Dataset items

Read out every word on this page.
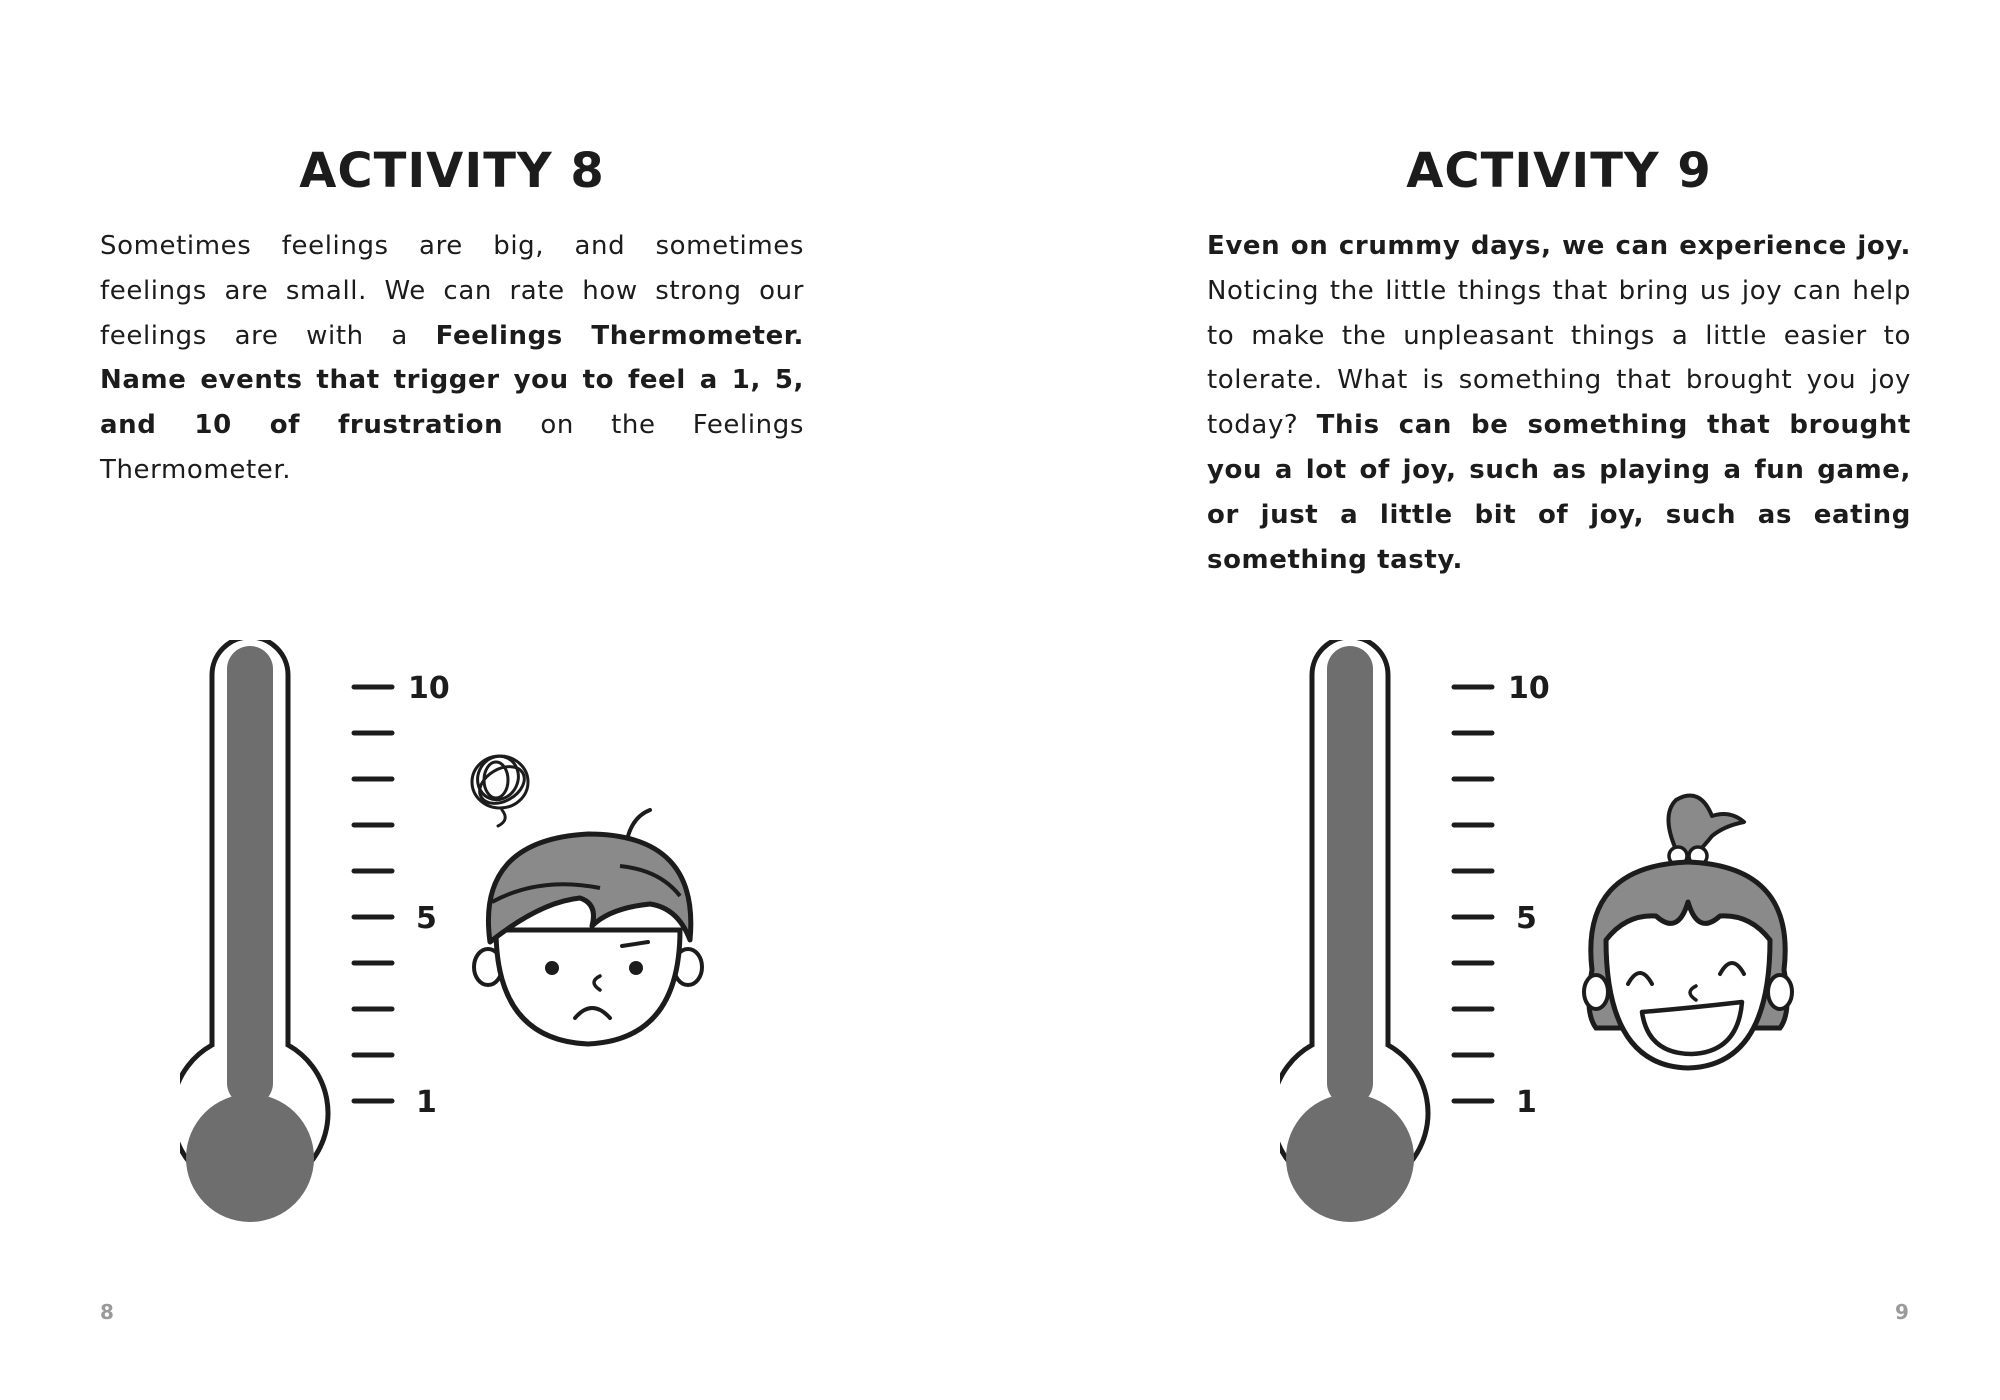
ACTIVITY 8

Sometimes feelings are big, and sometimes feelings are small. We can rate how strong our feelings are with a Feelings Thermometer. Name events that trigger you to feel a 1, 5, and 10 of frustration on the Feelings Thermometer.

10
5
1
8
ACTIVITY 9

Even on crummy days, we can experience joy. Noticing the little things that bring us joy can help to make the unpleasant things a little easier to tolerate. What is something that brought you joy today? This can be something that brought you a lot of joy, such as playing a fun game, or just a little bit of joy, such as eating something tasty.

10
5
1
9
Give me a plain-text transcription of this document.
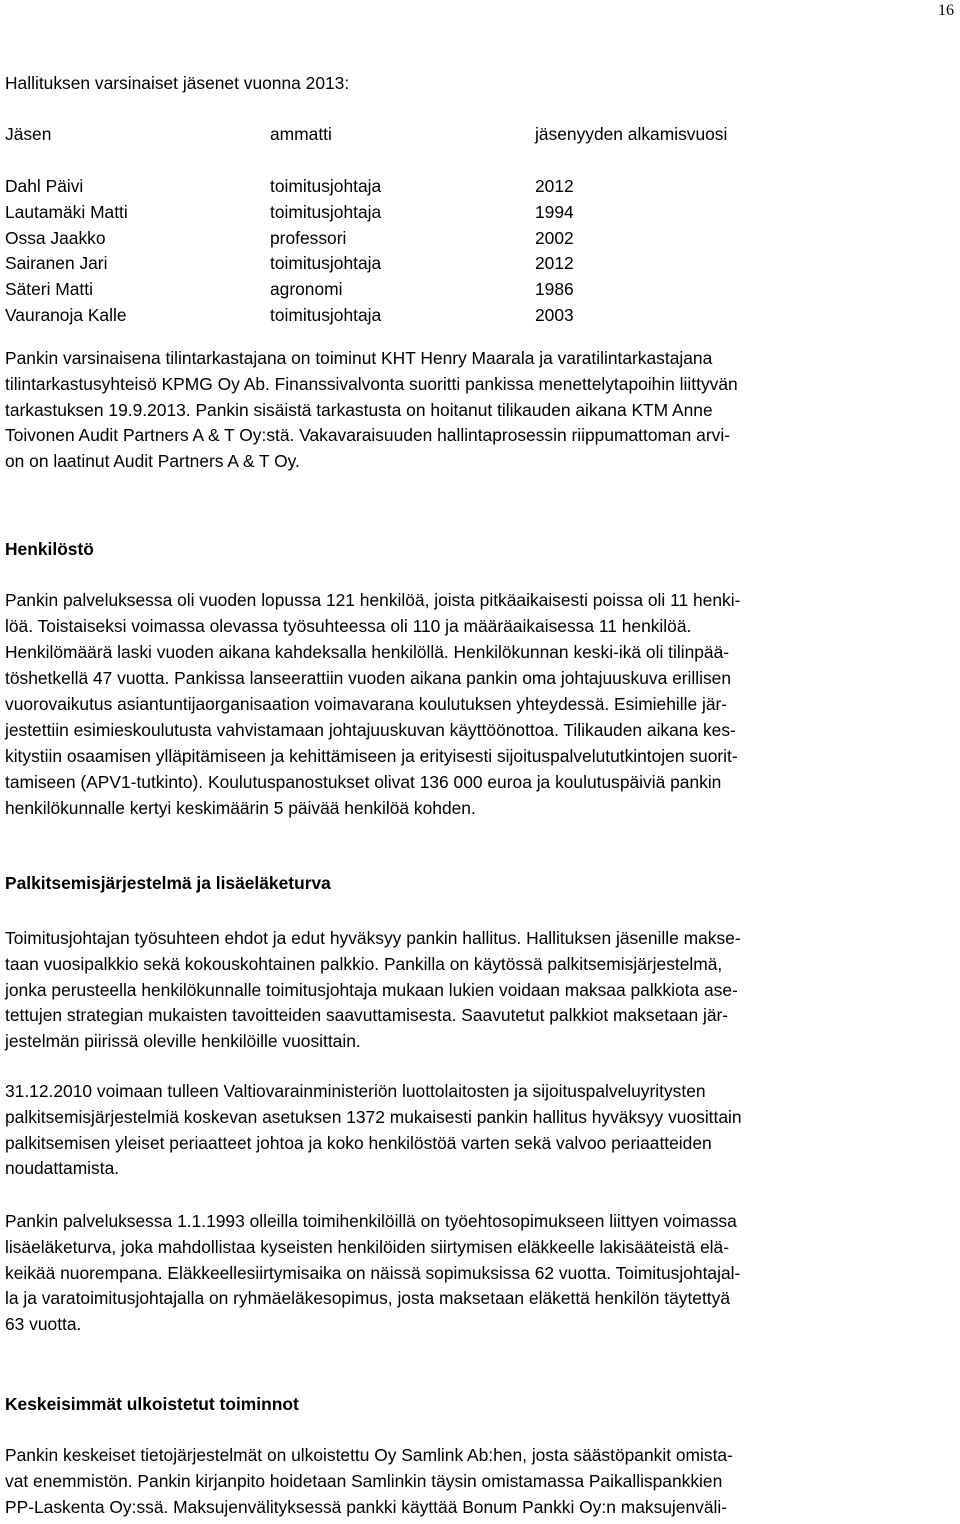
16
Hallituksen varsinaiset jäsenet vuonna 2013:
Jäsen	ammatti	jäsenyyden alkamisvuosi
Dahl Päivi	toimitusjohtaja	2012
Lautamäki Matti	toimitusjohtaja	1994
Ossa Jaakko	professori	2002
Sairanen Jari	toimitusjohtaja	2012
Säteri Matti	agronomi	1986
Vauranoja Kalle	toimitusjohtaja	2003
Pankin varsinaisena tilintarkastajana on toiminut KHT Henry Maarala ja varatilintarkastajana
tilintarkastusyhteisö KPMG Oy Ab. Finanssivalvonta suoritti pankissa menettelytapoihin liittyvän
tarkastuksen 19.9.2013. Pankin sisäistä tarkastusta on hoitanut tilikauden aikana KTM Anne
Toivonen Audit Partners A & T Oy:stä. Vakavaraisuuden hallintaprosessin riippumattoman arvi-
on on laatinut Audit Partners A & T Oy.
Henkilöstö
Pankin palveluksessa oli vuoden lopussa 121 henkilöä, joista pitkäaikaisesti poissa oli 11 henki-
löä. Toistaiseksi voimassa olevassa työsuhteessa oli 110 ja määräaikaisessa 11 henkilöä.
Henkilömäärä laski vuoden aikana kahdeksalla henkilöllä. Henkilökunnan keski-ikä oli tilinpää-
töshetkellä 47 vuotta. Pankissa lanseerattiin vuoden aikana pankin oma johtajuuskuva erillisen
vuorovaikutus asiantuntijaorganisaation voimavarana koulutuksen yhteydessä. Esimiehille jär-
jestettiin esimieskoulutusta vahvistamaan johtajuuskuvan käyttöönottoa. Tilikauden aikana kes-
kitystiin osaamisen ylläpitämiseen ja kehittämiseen ja erityisesti sijoituspalvelututkintojen suorit-
tamiseen (APV1-tutkinto). Koulutuspanostukset olivat 136 000 euroa ja koulutuspäiviä pankin
henkilökunnalle kertyi keskimäärin 5 päivää henkilöä kohden.
Palkitsemisjärjestelmä ja lisäeläketurva
Toimitusjohtajan työsuhteen ehdot ja edut hyväksyy pankin hallitus. Hallituksen jäsenille makse-
taan vuosipalkkio sekä kokouskohtainen palkkio. Pankilla on käytössä palkitsemisjärjestelmä,
jonka perusteella henkilökunnalle toimitusjohtaja mukaan lukien voidaan maksaa palkkiota ase-
tettujen strategian mukaisten tavoitteiden saavuttamisesta. Saavutetut palkkiot maksetaan jär-
jestelmän piirissä oleville henkilöille vuosittain.
31.12.2010 voimaan tulleen Valtiovarainministeriön luottolaitosten ja sijoituspalveluyritysten
palkitsemisjärjestelmiä koskevan asetuksen 1372 mukaisesti pankin hallitus hyväksyy vuosittain
palkitsemisen yleiset periaatteet johtoa ja koko henkilöstöä varten sekä valvoo periaatteiden
noudattamista.
Pankin palveluksessa 1.1.1993 olleilla toimihenkilöillä on työehtosopimukseen liittyen voimassa
lisäeläketurva, joka mahdollistaa kyseisten henkilöiden siirtymisen eläkkeelle lakisääteistä elä-
keikää nuorempana. Eläkkeellesiirtymisaika on näissä sopimuksissa 62 vuotta. Toimitusjohtajal-
la ja varatoimitusjohtajalla on ryhmäeläkesopimus, josta maksetaan eläkettä henkilön täytettyä
63 vuotta.
Keskeisimmät ulkoistetut toiminnot
Pankin keskeiset tietojärjestelmät on ulkoistettu Oy Samlink Ab:hen, josta säästöpankit omista-
vat enemmistön. Pankin kirjanpito hoidetaan Samlinkin täysin omistamassa Paikallispankkien
PP-Laskenta Oy:ssä. Maksujenvälityksessä pankki käyttää Bonum Pankki Oy:n maksujenväli-
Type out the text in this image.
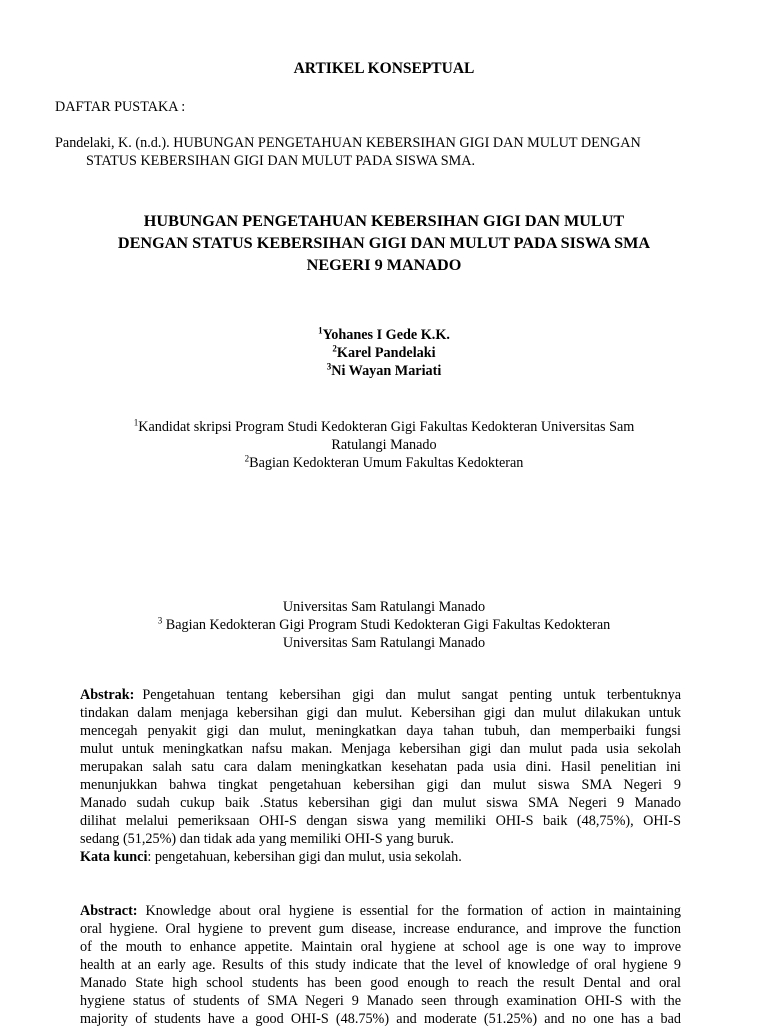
ARTIKEL KONSEPTUAL
DAFTAR PUSTAKA :
Pandelaki, K. (n.d.). HUBUNGAN PENGETAHUAN KEBERSIHAN GIGI DAN MULUT DENGAN
STATUS KEBERSIHAN GIGI DAN MULUT PADA SISWA SMA.
HUBUNGAN PENGETAHUAN KEBERSIHAN GIGI DAN MULUT
DENGAN STATUS KEBERSIHAN GIGI DAN MULUT PADA SISWA SMA
NEGERI 9 MANADO
$^1$Yohanes I Gede K.K.
$^2$Karel Pandelaki
$^3$Ni Wayan Mariati
$^1$Kandidat skripsi Program Studi Kedokteran Gigi Fakultas Kedokteran Universitas Sam
Ratulangi Manado
$^2$Bagian Kedokteran Umum Fakultas Kedokteran
Universitas Sam Ratulangi Manado
$^3$ Bagian Kedokteran Gigi Program Studi Kedokteran Gigi Fakultas Kedokteran
Universitas Sam Ratulangi Manado
Abstrak: Pengetahuan tentang kebersihan gigi dan mulut sangat penting untuk terbentuknya
tindakan dalam menjaga kebersihan gigi dan mulut. Kebersihan gigi dan mulut dilakukan untuk
mencegah penyakit gigi dan mulut, meningkatkan daya tahan tubuh, dan memperbaiki fungsi
mulut untuk meningkatkan nafsu makan. Menjaga kebersihan gigi dan mulut pada usia sekolah
merupakan salah satu cara dalam meningkatkan kesehatan pada usia dini. Hasil penelitian ini
menunjukkan bahwa tingkat pengetahuan kebersihan gigi dan mulut siswa SMA Negeri 9
Manado sudah cukup baik .Status kebersihan gigi dan mulut siswa SMA Negeri 9 Manado
dilihat melalui pemeriksaan OHI-S dengan siswa yang memiliki OHI-S baik (48,75%), OHI-S
sedang (51,25%) dan tidak ada yang memiliki OHI-S yang buruk.
Kata kunci: pengetahuan, kebersihan gigi dan mulut, usia sekolah.
Abstract: Knowledge about oral hygiene is essential for the formation of action in maintaining
oral hygiene. Oral hygiene to prevent gum disease, increase endurance, and improve the function
of the mouth to enhance appetite. Maintain oral hygiene at school age is one way to improve
health at an early age. Results of this study indicate that the level of knowledge of oral hygiene 9
Manado State high school students has been good enough to reach the result Dental and oral
hygiene status of students of SMA Negeri 9 Manado seen through examination OHI-S with the
majority of students have a good OHI-S (48.75%) and moderate (51.25%) and no one has a bad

• _What is required_: Write the material out again exactly as it appears, dropping the pictures.

• _Solved exercise_:
Read out every word on this page.
ACTIVITY 8

Sometimes feelings are big, and sometimes feelings are small. We can rate how strong our feelings are with a Feelings Thermometer. Name events that trigger you to feel a 1, 5, and 10 of frustration on the Feelings Thermometer.

10
5
1
8
ACTIVITY 9

Even on crummy days, we can experience joy. Noticing the little things that bring us joy can help to make the unpleasant things a little easier to tolerate. What is something that brought you joy today? This can be something that brought you a lot of joy, such as playing a fun game, or just a little bit of joy, such as eating something tasty.

10
5
1
9
Give me a plain-text transcription of this document.
16
Hallituksen varsinaiset jäsenet vuonna 2013:
Jäsen	ammatti	jäsenyyden alkamisvuosi
Dahl Päivi	toimitusjohtaja	2012
Lautamäki Matti	toimitusjohtaja	1994
Ossa Jaakko	professori	2002
Sairanen Jari	toimitusjohtaja	2012
Säteri Matti	agronomi	1986
Vauranoja Kalle	toimitusjohtaja	2003
Pankin varsinaisena tilintarkastajana on toiminut KHT Henry Maarala ja varatilintarkastajana
tilintarkastusyhteisö KPMG Oy Ab. Finanssivalvonta suoritti pankissa menettelytapoihin liittyvän
tarkastuksen 19.9.2013. Pankin sisäistä tarkastusta on hoitanut tilikauden aikana KTM Anne
Toivonen Audit Partners A & T Oy:stä. Vakavaraisuuden hallintaprosessin riippumattoman arvi-
on on laatinut Audit Partners A & T Oy.
Henkilöstö
Pankin palveluksessa oli vuoden lopussa 121 henkilöä, joista pitkäaikaisesti poissa oli 11 henki-
löä. Toistaiseksi voimassa olevassa työsuhteessa oli 110 ja määräaikaisessa 11 henkilöä.
Henkilömäärä laski vuoden aikana kahdeksalla henkilöllä. Henkilökunnan keski-ikä oli tilinpää-
töshetkellä 47 vuotta. Pankissa lanseerattiin vuoden aikana pankin oma johtajuuskuva erillisen
vuorovaikutus asiantuntijaorganisaation voimavarana koulutuksen yhteydessä. Esimiehille jär-
jestettiin esimieskoulutusta vahvistamaan johtajuuskuvan käyttöönottoa. Tilikauden aikana kes-
kitystiin osaamisen ylläpitämiseen ja kehittämiseen ja erityisesti sijoituspalvelututkintojen suorit-
tamiseen (APV1-tutkinto). Koulutuspanostukset olivat 136 000 euroa ja koulutuspäiviä pankin
henkilökunnalle kertyi keskimäärin 5 päivää henkilöä kohden.
Palkitsemisjärjestelmä ja lisäeläketurva
Toimitusjohtajan työsuhteen ehdot ja edut hyväksyy pankin hallitus. Hallituksen jäsenille makse-
taan vuosipalkkio sekä kokouskohtainen palkkio. Pankilla on käytössä palkitsemisjärjestelmä,
jonka perusteella henkilökunnalle toimitusjohtaja mukaan lukien voidaan maksaa palkkiota ase-
tettujen strategian mukaisten tavoitteiden saavuttamisesta. Saavutetut palkkiot maksetaan jär-
jestelmän piirissä oleville henkilöille vuosittain.
31.12.2010 voimaan tulleen Valtiovarainministeriön luottolaitosten ja sijoituspalveluyritysten
palkitsemisjärjestelmiä koskevan asetuksen 1372 mukaisesti pankin hallitus hyväksyy vuosittain
palkitsemisen yleiset periaatteet johtoa ja koko henkilöstöä varten sekä valvoo periaatteiden
noudattamista.
Pankin palveluksessa 1.1.1993 olleilla toimihenkilöillä on työehtosopimukseen liittyen voimassa
lisäeläketurva, joka mahdollistaa kyseisten henkilöiden siirtymisen eläkkeelle lakisääteistä elä-
keikää nuorempana. Eläkkeellesiirtymisaika on näissä sopimuksissa 62 vuotta. Toimitusjohtajal-
la ja varatoimitusjohtajalla on ryhmäeläkesopimus, josta maksetaan eläkettä henkilön täytettyä
63 vuotta.
Keskeisimmät ulkoistetut toiminnot
Pankin keskeiset tietojärjestelmät on ulkoistettu Oy Samlink Ab:hen, josta säästöpankit omista-
vat enemmistön. Pankin kirjanpito hoidetaan Samlinkin täysin omistamassa Paikallispankkien
PP-Laskenta Oy:ssä. Maksujenvälityksessä pankki käyttää Bonum Pankki Oy:n maksujenväli-
Type out the text in this image.
ARTIKEL KONSEPTUAL
DAFTAR PUSTAKA :
Pandelaki, K. (n.d.). HUBUNGAN PENGETAHUAN KEBERSIHAN GIGI DAN MULUT DENGAN
STATUS KEBERSIHAN GIGI DAN MULUT PADA SISWA SMA.
HUBUNGAN PENGETAHUAN KEBERSIHAN GIGI DAN MULUT
DENGAN STATUS KEBERSIHAN GIGI DAN MULUT PADA SISWA SMA
NEGERI 9 MANADO
$^1$Yohanes I Gede K.K.
$^2$Karel Pandelaki
$^3$Ni Wayan Mariati
$^1$Kandidat skripsi Program Studi Kedokteran Gigi Fakultas Kedokteran Universitas Sam
Ratulangi Manado
$^2$Bagian Kedokteran Umum Fakultas Kedokteran
Universitas Sam Ratulangi Manado
$^3$ Bagian Kedokteran Gigi Program Studi Kedokteran Gigi Fakultas Kedokteran
Universitas Sam Ratulangi Manado
Abstrak: Pengetahuan tentang kebersihan gigi dan mulut sangat penting untuk terbentuknya
tindakan dalam menjaga kebersihan gigi dan mulut. Kebersihan gigi dan mulut dilakukan untuk
mencegah penyakit gigi dan mulut, meningkatkan daya tahan tubuh, dan memperbaiki fungsi
mulut untuk meningkatkan nafsu makan. Menjaga kebersihan gigi dan mulut pada usia sekolah
merupakan salah satu cara dalam meningkatkan kesehatan pada usia dini. Hasil penelitian ini
menunjukkan bahwa tingkat pengetahuan kebersihan gigi dan mulut siswa SMA Negeri 9
Manado sudah cukup baik .Status kebersihan gigi dan mulut siswa SMA Negeri 9 Manado
dilihat melalui pemeriksaan OHI-S dengan siswa yang memiliki OHI-S baik (48,75%), OHI-S
sedang (51,25%) dan tidak ada yang memiliki OHI-S yang buruk.
Kata kunci: pengetahuan, kebersihan gigi dan mulut, usia sekolah.
Abstract: Knowledge about oral hygiene is essential for the formation of action in maintaining
oral hygiene. Oral hygiene to prevent gum disease, increase endurance, and improve the function
of the mouth to enhance appetite. Maintain oral hygiene at school age is one way to improve
health at an early age. Results of this study indicate that the level of knowledge of oral hygiene 9
Manado State high school students has been good enough to reach the result Dental and oral
hygiene status of students of SMA Negeri 9 Manado seen through examination OHI-S with the
majority of students have a good OHI-S (48.75%) and moderate (51.25%) and no one has a bad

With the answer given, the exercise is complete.